▶ Work instructions:
Write out the listing exactly as it is given.

▶ Task material:
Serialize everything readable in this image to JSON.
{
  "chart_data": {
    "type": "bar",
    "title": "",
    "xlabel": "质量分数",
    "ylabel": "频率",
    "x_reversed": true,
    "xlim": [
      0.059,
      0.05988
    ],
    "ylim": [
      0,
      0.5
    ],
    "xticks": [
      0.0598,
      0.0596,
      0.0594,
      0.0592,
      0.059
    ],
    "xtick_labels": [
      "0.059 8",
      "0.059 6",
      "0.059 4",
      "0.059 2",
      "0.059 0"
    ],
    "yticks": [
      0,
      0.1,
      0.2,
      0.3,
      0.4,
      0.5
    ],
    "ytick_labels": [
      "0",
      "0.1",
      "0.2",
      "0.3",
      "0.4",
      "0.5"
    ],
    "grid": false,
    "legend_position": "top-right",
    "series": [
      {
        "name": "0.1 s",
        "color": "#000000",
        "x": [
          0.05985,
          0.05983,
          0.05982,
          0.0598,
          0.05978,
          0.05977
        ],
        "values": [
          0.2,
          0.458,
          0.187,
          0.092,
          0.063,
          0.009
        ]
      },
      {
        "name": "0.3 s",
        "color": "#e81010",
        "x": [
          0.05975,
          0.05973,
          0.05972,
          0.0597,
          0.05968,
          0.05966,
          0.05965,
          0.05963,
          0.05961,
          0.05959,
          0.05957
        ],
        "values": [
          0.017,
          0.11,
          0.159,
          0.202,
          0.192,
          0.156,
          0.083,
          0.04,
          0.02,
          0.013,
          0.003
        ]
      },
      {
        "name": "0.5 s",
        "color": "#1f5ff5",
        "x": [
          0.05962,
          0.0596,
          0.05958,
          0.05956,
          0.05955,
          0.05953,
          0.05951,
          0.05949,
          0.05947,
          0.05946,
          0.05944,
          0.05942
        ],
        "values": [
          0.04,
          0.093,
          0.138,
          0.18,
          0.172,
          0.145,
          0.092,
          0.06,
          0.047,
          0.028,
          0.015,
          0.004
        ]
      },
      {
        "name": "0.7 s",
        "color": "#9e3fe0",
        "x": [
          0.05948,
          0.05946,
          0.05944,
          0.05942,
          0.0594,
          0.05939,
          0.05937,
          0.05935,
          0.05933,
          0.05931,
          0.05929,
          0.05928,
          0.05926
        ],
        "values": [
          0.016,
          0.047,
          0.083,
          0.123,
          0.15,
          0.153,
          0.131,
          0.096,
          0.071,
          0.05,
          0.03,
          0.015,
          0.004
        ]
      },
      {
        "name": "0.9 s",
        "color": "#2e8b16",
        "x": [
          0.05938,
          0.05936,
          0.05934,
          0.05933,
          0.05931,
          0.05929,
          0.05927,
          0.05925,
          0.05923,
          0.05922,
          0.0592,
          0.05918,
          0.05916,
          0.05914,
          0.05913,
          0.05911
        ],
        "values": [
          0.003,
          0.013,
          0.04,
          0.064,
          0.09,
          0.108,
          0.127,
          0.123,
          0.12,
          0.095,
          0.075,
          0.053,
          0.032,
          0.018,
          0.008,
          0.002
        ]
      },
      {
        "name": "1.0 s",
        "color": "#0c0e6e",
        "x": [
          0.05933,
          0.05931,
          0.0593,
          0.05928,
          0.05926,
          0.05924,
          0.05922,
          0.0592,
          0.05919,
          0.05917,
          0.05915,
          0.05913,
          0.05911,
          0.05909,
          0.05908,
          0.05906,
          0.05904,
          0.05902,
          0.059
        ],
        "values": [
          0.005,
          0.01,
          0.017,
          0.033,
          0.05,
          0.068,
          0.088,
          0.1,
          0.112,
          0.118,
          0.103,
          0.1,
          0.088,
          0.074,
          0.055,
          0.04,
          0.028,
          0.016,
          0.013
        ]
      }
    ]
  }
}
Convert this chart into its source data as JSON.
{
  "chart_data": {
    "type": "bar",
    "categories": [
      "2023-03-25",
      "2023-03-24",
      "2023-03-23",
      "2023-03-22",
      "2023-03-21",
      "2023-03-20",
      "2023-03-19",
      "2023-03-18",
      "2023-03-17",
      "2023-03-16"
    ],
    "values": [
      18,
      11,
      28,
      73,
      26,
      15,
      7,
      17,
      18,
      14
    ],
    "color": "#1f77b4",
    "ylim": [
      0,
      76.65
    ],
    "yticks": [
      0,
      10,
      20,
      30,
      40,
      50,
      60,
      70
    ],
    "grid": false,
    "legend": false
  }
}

▶ Response to this exercise:
Serialize everything readable in this image to JSON.
{
  "chart_data": {
    "type": "bar",
    "title": "",
    "xlabel": "质量分数",
    "ylabel": "频率",
    "x_reversed": true,
    "xlim": [
      0.059,
      0.05988
    ],
    "ylim": [
      0,
      0.5
    ],
    "xticks": [
      0.0598,
      0.0596,
      0.0594,
      0.0592,
      0.059
    ],
    "xtick_labels": [
      "0.059 8",
      "0.059 6",
      "0.059 4",
      "0.059 2",
      "0.059 0"
    ],
    "yticks": [
      0,
      0.1,
      0.2,
      0.3,
      0.4,
      0.5
    ],
    "ytick_labels": [
      "0",
      "0.1",
      "0.2",
      "0.3",
      "0.4",
      "0.5"
    ],
    "grid": false,
    "legend_position": "top-right",
    "series": [
      {
        "name": "0.1 s",
        "color": "#000000",
        "x": [
          0.05985,
          0.05983,
          0.05982,
          0.0598,
          0.05978,
          0.05977
        ],
        "values": [
          0.2,
          0.458,
          0.187,
          0.092,
          0.063,
          0.009
        ]
      },
      {
        "name": "0.3 s",
        "color": "#e81010",
        "x": [
          0.05975,
          0.05973,
          0.05972,
          0.0597,
          0.05968,
          0.05966,
          0.05965,
          0.05963,
          0.05961,
          0.05959,
          0.05957
        ],
        "values": [
          0.017,
          0.11,
          0.159,
          0.202,
          0.192,
          0.156,
          0.083,
          0.04,
          0.02,
          0.013,
          0.003
        ]
      },
      {
        "name": "0.5 s",
        "color": "#1f5ff5",
        "x": [
          0.05962,
          0.0596,
          0.05958,
          0.05956,
          0.05955,
          0.05953,
          0.05951,
          0.05949,
          0.05947,
          0.05946,
          0.05944,
          0.05942
        ],
        "values": [
          0.04,
          0.093,
          0.138,
          0.18,
          0.172,
          0.145,
          0.092,
          0.06,
          0.047,
          0.028,
          0.015,
          0.004
        ]
      },
      {
        "name": "0.7 s",
        "color": "#9e3fe0",
        "x": [
          0.05948,
          0.05946,
          0.05944,
          0.05942,
          0.0594,
          0.05939,
          0.05937,
          0.05935,
          0.05933,
          0.05931,
          0.05929,
          0.05928,
          0.05926
        ],
        "values": [
          0.016,
          0.047,
          0.083,
          0.123,
          0.15,
          0.153,
          0.131,
          0.096,
          0.071,
          0.05,
          0.03,
          0.015,
          0.004
        ]
      },
      {
        "name": "0.9 s",
        "color": "#2e8b16",
        "x": [
          0.05938,
          0.05936,
          0.05934,
          0.05933,
          0.05931,
          0.05929,
          0.05927,
          0.05925,
          0.05923,
          0.05922,
          0.0592,
          0.05918,
          0.05916,
          0.05914,
          0.05913,
          0.05911
        ],
        "values": [
          0.003,
          0.013,
          0.04,
          0.064,
          0.09,
          0.108,
          0.127,
          0.123,
          0.12,
          0.095,
          0.075,
          0.053,
          0.032,
          0.018,
          0.008,
          0.002
        ]
      },
      {
        "name": "1.0 s",
        "color": "#0c0e6e",
        "x": [
          0.05933,
          0.05931,
          0.0593,
          0.05928,
          0.05926,
          0.05924,
          0.05922,
          0.0592,
          0.05919,
          0.05917,
          0.05915,
          0.05913,
          0.05911,
          0.05909,
          0.05908,
          0.05906,
          0.05904,
          0.05902,
          0.059
        ],
        "values": [
          0.005,
          0.01,
          0.017,
          0.033,
          0.05,
          0.068,
          0.088,
          0.1,
          0.112,
          0.118,
          0.103,
          0.1,
          0.088,
          0.074,
          0.055,
          0.04,
          0.028,
          0.016,
          0.013
        ]
      }
    ]
  }
}
Convert this chart into its source data as JSON.
{
  "chart_data": {
    "type": "bar",
    "categories": [
      "2023-03-25",
      "2023-03-24",
      "2023-03-23",
      "2023-03-22",
      "2023-03-21",
      "2023-03-20",
      "2023-03-19",
      "2023-03-18",
      "2023-03-17",
      "2023-03-16"
    ],
    "values": [
      18,
      11,
      28,
      73,
      26,
      15,
      7,
      17,
      18,
      14
    ],
    "color": "#1f77b4",
    "ylim": [
      0,
      76.65
    ],
    "yticks": [
      0,
      10,
      20,
      30,
      40,
      50,
      60,
      70
    ],
    "grid": false,
    "legend": false
  }
}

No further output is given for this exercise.